### DIRECTIVE
Will you transcribe the entries that follow, exactly and in full?

Stored records:
================

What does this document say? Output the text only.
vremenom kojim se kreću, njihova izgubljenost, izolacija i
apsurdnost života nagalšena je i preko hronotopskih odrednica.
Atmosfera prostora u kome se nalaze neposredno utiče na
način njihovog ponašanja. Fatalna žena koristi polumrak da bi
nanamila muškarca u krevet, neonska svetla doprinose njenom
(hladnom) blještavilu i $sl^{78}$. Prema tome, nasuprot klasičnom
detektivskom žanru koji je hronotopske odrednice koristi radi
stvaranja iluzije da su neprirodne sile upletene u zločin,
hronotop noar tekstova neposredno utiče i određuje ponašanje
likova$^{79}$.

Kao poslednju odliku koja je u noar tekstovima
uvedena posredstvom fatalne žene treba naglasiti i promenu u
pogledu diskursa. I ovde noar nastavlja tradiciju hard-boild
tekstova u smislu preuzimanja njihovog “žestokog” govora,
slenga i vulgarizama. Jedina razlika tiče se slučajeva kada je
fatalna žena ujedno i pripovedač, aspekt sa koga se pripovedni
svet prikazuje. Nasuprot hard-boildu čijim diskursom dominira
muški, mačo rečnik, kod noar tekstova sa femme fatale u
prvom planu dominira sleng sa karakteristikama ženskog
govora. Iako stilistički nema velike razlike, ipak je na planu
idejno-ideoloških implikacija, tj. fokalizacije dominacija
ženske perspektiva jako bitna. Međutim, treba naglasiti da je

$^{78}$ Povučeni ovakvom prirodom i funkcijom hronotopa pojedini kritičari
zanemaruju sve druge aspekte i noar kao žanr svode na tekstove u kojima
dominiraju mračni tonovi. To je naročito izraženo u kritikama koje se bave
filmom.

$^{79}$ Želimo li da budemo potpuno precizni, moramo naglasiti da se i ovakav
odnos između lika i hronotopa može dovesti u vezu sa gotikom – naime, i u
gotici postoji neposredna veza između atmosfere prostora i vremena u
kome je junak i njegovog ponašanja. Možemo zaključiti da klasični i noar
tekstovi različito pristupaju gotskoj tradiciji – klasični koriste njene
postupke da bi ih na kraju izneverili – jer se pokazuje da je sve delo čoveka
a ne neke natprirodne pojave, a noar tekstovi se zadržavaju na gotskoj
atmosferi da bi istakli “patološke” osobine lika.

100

================

### SOLUTION FOR THIS PROBLEM
What does this document say? Output the text only.
vremenom kojim se kreću, njihova izgubljenost, izolacija i
apsurdnost života nagalšena je i preko hronotopskih odrednica.
Atmosfera prostora u kome se nalaze neposredno utiče na
način njihovog ponašanja. Fatalna žena koristi polumrak da bi
nanamila muškarca u krevet, neonska svetla doprinose njenom
(hladnom) blještavilu i $sl^{78}$. Prema tome, nasuprot klasičnom
detektivskom žanru koji je hronotopske odrednice koristi radi
stvaranja iluzije da su neprirodne sile upletene u zločin,
hronotop noar tekstova neposredno utiče i određuje ponašanje
likova$^{79}$.

Kao poslednju odliku koja je u noar tekstovima
uvedena posredstvom fatalne žene treba naglasiti i promenu u
pogledu diskursa. I ovde noar nastavlja tradiciju hard-boild
tekstova u smislu preuzimanja njihovog “žestokog” govora,
slenga i vulgarizama. Jedina razlika tiče se slučajeva kada je
fatalna žena ujedno i pripovedač, aspekt sa koga se pripovedni
svet prikazuje. Nasuprot hard-boildu čijim diskursom dominira
muški, mačo rečnik, kod noar tekstova sa femme fatale u
prvom planu dominira sleng sa karakteristikama ženskog
govora. Iako stilistički nema velike razlike, ipak je na planu
idejno-ideoloških implikacija, tj. fokalizacije dominacija
ženske perspektiva jako bitna. Međutim, treba naglasiti da je

$^{78}$ Povučeni ovakvom prirodom i funkcijom hronotopa pojedini kritičari
zanemaruju sve druge aspekte i noar kao žanr svode na tekstove u kojima
dominiraju mračni tonovi. To je naročito izraženo u kritikama koje se bave
filmom.

$^{79}$ Želimo li da budemo potpuno precizni, moramo naglasiti da se i ovakav
odnos između lika i hronotopa može dovesti u vezu sa gotikom – naime, i u
gotici postoji neposredna veza između atmosfere prostora i vremena u
kome je junak i njegovog ponašanja. Možemo zaključiti da klasični i noar
tekstovi različito pristupaju gotskoj tradiciji – klasični koriste njene
postupke da bi ih na kraju izneverili – jer se pokazuje da je sve delo čoveka
a ne neke natprirodne pojave, a noar tekstovi se zadržavaju na gotskoj
atmosferi da bi istakli “patološke” osobine lika.

100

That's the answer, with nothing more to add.